# WRITTEN INSTRUCTION:
Every entry below must appear again, exactly as written.

-.-.-

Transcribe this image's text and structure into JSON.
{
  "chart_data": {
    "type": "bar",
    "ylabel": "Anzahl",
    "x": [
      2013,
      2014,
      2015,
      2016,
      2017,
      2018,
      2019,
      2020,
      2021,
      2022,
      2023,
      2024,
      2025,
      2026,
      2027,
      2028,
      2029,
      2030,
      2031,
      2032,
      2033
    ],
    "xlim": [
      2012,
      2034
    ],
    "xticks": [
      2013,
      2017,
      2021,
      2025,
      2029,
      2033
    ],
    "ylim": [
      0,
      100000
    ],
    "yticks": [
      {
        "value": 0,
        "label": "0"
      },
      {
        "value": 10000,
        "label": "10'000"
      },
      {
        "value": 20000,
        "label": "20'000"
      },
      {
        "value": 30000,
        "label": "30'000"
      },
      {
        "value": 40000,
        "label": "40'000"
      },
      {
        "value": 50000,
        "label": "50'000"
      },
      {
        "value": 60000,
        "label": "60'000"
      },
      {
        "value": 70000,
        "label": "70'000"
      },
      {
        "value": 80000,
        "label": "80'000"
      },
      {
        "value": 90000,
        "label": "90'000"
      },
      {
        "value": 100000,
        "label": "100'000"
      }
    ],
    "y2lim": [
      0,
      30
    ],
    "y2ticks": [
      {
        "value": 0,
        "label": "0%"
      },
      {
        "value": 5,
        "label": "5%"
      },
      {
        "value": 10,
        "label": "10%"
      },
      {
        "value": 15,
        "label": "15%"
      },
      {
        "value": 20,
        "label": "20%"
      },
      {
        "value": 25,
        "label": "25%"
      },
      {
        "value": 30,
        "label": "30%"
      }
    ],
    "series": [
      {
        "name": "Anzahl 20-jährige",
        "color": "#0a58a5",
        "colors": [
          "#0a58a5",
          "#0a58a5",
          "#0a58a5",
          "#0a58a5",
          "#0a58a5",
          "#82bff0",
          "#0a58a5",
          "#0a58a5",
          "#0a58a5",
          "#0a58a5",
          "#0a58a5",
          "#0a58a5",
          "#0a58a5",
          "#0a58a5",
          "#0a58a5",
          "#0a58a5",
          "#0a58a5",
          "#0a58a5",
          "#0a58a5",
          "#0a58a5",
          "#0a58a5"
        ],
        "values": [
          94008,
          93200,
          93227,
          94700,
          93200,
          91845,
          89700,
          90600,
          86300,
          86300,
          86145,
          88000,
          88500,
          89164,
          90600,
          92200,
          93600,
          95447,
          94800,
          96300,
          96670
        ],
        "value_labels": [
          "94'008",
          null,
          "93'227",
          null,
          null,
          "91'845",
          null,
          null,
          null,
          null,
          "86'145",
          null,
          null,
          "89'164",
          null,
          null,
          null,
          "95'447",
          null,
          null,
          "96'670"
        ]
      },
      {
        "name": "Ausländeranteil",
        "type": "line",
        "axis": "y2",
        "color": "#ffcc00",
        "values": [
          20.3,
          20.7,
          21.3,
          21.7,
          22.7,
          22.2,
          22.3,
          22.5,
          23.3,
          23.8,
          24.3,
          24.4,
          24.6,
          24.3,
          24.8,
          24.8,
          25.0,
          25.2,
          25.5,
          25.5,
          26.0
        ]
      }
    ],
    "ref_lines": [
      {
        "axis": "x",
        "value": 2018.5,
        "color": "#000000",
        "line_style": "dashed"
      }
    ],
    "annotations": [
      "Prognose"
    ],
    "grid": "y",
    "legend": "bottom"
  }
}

-.-.-

# SOLUTION BELOW:
Transcribe this image's text and structure into JSON.
{
  "chart_data": {
    "type": "bar",
    "ylabel": "Anzahl",
    "x": [
      2013,
      2014,
      2015,
      2016,
      2017,
      2018,
      2019,
      2020,
      2021,
      2022,
      2023,
      2024,
      2025,
      2026,
      2027,
      2028,
      2029,
      2030,
      2031,
      2032,
      2033
    ],
    "xlim": [
      2012,
      2034
    ],
    "xticks": [
      2013,
      2017,
      2021,
      2025,
      2029,
      2033
    ],
    "ylim": [
      0,
      100000
    ],
    "yticks": [
      {
        "value": 0,
        "label": "0"
      },
      {
        "value": 10000,
        "label": "10'000"
      },
      {
        "value": 20000,
        "label": "20'000"
      },
      {
        "value": 30000,
        "label": "30'000"
      },
      {
        "value": 40000,
        "label": "40'000"
      },
      {
        "value": 50000,
        "label": "50'000"
      },
      {
        "value": 60000,
        "label": "60'000"
      },
      {
        "value": 70000,
        "label": "70'000"
      },
      {
        "value": 80000,
        "label": "80'000"
      },
      {
        "value": 90000,
        "label": "90'000"
      },
      {
        "value": 100000,
        "label": "100'000"
      }
    ],
    "y2lim": [
      0,
      30
    ],
    "y2ticks": [
      {
        "value": 0,
        "label": "0%"
      },
      {
        "value": 5,
        "label": "5%"
      },
      {
        "value": 10,
        "label": "10%"
      },
      {
        "value": 15,
        "label": "15%"
      },
      {
        "value": 20,
        "label": "20%"
      },
      {
        "value": 25,
        "label": "25%"
      },
      {
        "value": 30,
        "label": "30%"
      }
    ],
    "series": [
      {
        "name": "Anzahl 20-jährige",
        "color": "#0a58a5",
        "colors": [
          "#0a58a5",
          "#0a58a5",
          "#0a58a5",
          "#0a58a5",
          "#0a58a5",
          "#82bff0",
          "#0a58a5",
          "#0a58a5",
          "#0a58a5",
          "#0a58a5",
          "#0a58a5",
          "#0a58a5",
          "#0a58a5",
          "#0a58a5",
          "#0a58a5",
          "#0a58a5",
          "#0a58a5",
          "#0a58a5",
          "#0a58a5",
          "#0a58a5",
          "#0a58a5"
        ],
        "values": [
          94008,
          93200,
          93227,
          94700,
          93200,
          91845,
          89700,
          90600,
          86300,
          86300,
          86145,
          88000,
          88500,
          89164,
          90600,
          92200,
          93600,
          95447,
          94800,
          96300,
          96670
        ],
        "value_labels": [
          "94'008",
          null,
          "93'227",
          null,
          null,
          "91'845",
          null,
          null,
          null,
          null,
          "86'145",
          null,
          null,
          "89'164",
          null,
          null,
          null,
          "95'447",
          null,
          null,
          "96'670"
        ]
      },
      {
        "name": "Ausländeranteil",
        "type": "line",
        "axis": "y2",
        "color": "#ffcc00",
        "values": [
          20.3,
          20.7,
          21.3,
          21.7,
          22.7,
          22.2,
          22.3,
          22.5,
          23.3,
          23.8,
          24.3,
          24.4,
          24.6,
          24.3,
          24.8,
          24.8,
          25.0,
          25.2,
          25.5,
          25.5,
          26.0
        ]
      }
    ],
    "ref_lines": [
      {
        "axis": "x",
        "value": 2018.5,
        "color": "#000000",
        "line_style": "dashed"
      }
    ],
    "annotations": [
      "Prognose"
    ],
    "grid": "y",
    "legend": "bottom"
  }
}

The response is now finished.